### TASK TO COMPLETE
Look through the data for the string "color". Copy every line where it is found.

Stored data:
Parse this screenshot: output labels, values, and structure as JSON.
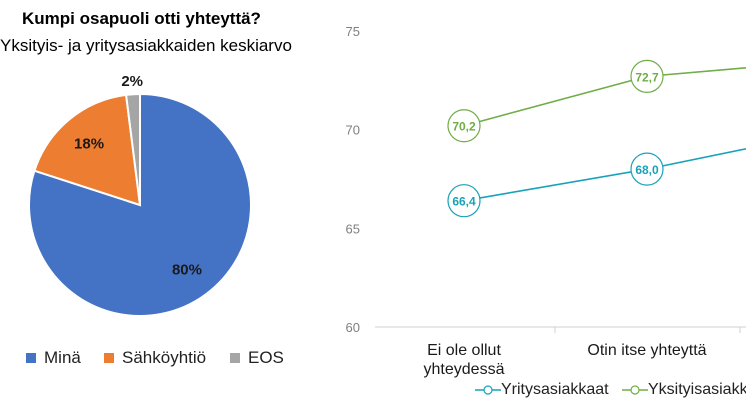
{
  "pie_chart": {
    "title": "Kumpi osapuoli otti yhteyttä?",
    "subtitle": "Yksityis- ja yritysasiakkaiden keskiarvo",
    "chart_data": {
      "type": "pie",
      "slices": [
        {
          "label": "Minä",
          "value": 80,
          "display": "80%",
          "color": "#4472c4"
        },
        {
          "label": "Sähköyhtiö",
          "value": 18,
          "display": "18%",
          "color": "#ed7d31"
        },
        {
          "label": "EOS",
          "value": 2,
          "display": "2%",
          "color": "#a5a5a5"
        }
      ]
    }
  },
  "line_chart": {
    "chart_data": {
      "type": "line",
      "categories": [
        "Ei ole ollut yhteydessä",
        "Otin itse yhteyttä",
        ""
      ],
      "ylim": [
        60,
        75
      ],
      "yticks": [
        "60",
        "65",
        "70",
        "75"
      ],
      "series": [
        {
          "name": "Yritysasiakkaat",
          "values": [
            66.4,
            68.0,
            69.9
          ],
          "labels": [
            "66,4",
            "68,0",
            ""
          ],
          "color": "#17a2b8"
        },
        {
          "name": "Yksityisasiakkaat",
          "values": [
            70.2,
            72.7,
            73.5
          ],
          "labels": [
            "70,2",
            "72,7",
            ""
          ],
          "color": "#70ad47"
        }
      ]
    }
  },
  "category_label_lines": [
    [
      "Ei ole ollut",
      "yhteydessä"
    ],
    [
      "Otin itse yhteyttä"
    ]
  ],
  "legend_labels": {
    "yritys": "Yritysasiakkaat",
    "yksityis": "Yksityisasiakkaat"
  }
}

### FULL RESPONSE
          "color": "#4472c4"
          "color": "#ed7d31"
          "color": "#a5a5a5"
          "color": "#17a2b8"
          "color": "#70ad47"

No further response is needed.